Starting with the line that contains "Transcribe the text in this document.", reproduce each line through the end of the listing below, with no other output.

........

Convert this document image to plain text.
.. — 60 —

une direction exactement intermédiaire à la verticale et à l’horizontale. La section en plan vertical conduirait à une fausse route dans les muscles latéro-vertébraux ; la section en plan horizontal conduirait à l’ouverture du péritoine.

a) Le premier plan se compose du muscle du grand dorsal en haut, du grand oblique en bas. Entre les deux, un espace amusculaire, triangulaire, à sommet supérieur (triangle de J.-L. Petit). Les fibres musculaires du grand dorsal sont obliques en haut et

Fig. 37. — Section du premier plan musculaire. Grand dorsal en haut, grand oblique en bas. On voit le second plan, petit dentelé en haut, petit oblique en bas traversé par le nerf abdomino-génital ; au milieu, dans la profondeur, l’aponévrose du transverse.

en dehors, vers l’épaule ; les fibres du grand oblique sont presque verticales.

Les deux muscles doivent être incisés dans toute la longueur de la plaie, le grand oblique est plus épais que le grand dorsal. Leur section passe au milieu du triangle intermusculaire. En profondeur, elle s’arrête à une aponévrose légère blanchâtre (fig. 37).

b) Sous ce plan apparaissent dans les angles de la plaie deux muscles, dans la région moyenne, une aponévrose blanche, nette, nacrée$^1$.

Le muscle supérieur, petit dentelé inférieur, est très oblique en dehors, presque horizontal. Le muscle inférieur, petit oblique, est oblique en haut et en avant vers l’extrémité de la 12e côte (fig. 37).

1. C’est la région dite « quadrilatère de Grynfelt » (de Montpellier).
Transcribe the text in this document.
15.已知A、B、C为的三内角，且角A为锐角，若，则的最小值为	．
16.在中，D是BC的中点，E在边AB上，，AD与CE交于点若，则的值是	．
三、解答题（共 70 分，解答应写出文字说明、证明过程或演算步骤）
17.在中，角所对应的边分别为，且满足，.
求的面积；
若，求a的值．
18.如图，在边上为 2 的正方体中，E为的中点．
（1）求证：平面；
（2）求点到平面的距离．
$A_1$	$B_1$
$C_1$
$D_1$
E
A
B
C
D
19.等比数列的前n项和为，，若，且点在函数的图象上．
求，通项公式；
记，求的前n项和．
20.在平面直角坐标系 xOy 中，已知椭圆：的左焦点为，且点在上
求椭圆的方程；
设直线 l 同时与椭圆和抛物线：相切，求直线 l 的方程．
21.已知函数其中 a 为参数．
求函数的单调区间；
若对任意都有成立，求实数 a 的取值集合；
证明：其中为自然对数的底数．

........

Solution to this exercise:
Transcribe the text in this document.
15.已知A、B、C为的三内角，且角A为锐角，若，则的最小值为	．
16.在中，D是BC的中点，E在边AB上，，AD与CE交于点若，则的值是	．
三、解答题（共 70 分，解答应写出文字说明、证明过程或演算步骤）
17.在中，角所对应的边分别为，且满足，.
求的面积；
若，求a的值．
18.如图，在边上为 2 的正方体中，E为的中点．
（1）求证：平面；
（2）求点到平面的距离．
$A_1$	$B_1$
$C_1$
$D_1$
E
A
B
C
D
19.等比数列的前n项和为，，若，且点在函数的图象上．
求，通项公式；
记，求的前n项和．
20.在平面直角坐标系 xOy 中，已知椭圆：的左焦点为，且点在上
求椭圆的方程；
设直线 l 同时与椭圆和抛物线：相切，求直线 l 的方程．
21.已知函数其中 a 为参数．
求函数的单调区间；
若对任意都有成立，求实数 a 的取值集合；
证明：其中为自然对数的底数．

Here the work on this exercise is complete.